**Records for the exercise:**
------------------------------------------------------------
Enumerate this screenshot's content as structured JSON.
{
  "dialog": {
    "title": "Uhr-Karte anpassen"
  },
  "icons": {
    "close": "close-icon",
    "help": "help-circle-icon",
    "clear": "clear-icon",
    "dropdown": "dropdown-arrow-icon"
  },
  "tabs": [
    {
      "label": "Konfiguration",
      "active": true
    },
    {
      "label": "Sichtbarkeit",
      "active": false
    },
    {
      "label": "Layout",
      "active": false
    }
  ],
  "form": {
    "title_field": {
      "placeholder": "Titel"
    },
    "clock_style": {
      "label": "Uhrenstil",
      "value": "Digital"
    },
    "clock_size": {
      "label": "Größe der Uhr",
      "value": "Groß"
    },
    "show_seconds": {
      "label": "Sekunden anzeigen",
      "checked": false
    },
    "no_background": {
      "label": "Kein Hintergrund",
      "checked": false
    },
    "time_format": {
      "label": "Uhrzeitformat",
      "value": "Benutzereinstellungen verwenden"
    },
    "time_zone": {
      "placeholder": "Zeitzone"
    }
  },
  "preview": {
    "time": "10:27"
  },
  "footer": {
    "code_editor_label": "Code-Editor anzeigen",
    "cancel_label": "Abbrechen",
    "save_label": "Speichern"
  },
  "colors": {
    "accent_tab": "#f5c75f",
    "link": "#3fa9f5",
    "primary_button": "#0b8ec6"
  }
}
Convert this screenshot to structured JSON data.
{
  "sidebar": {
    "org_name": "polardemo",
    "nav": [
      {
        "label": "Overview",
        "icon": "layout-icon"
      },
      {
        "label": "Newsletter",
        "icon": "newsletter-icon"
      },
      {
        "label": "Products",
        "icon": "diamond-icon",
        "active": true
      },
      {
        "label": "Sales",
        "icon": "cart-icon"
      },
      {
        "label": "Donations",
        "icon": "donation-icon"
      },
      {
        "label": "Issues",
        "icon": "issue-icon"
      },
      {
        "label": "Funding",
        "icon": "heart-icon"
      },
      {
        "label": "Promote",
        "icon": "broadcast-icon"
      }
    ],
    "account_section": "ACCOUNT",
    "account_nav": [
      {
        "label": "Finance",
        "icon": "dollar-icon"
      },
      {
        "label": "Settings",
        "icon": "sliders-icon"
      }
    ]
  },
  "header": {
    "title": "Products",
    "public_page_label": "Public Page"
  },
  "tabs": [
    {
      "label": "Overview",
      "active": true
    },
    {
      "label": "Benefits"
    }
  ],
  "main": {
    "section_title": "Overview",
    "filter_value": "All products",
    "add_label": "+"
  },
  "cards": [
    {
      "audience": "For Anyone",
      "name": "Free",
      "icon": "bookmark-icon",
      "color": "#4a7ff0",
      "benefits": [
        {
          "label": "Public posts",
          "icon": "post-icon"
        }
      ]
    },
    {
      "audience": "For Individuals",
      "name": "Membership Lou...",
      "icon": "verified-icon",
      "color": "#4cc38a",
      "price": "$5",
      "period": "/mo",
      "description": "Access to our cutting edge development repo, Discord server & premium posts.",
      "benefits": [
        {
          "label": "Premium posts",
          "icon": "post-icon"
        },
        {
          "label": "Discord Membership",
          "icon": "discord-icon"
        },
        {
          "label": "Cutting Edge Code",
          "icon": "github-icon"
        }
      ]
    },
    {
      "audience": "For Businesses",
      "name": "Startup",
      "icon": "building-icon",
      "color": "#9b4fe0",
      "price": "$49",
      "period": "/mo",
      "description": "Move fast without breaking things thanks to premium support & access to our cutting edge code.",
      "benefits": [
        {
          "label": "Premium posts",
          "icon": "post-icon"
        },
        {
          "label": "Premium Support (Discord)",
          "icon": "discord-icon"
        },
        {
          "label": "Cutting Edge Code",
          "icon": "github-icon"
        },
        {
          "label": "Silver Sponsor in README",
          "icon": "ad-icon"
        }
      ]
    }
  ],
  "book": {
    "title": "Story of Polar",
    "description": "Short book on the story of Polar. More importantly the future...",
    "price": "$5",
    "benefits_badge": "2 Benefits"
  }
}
------------------------------------------------------------
**Exercise prompt:** Answer with one number: how many lines of the entries above include the word "anzeigen".

**Finished task:** 2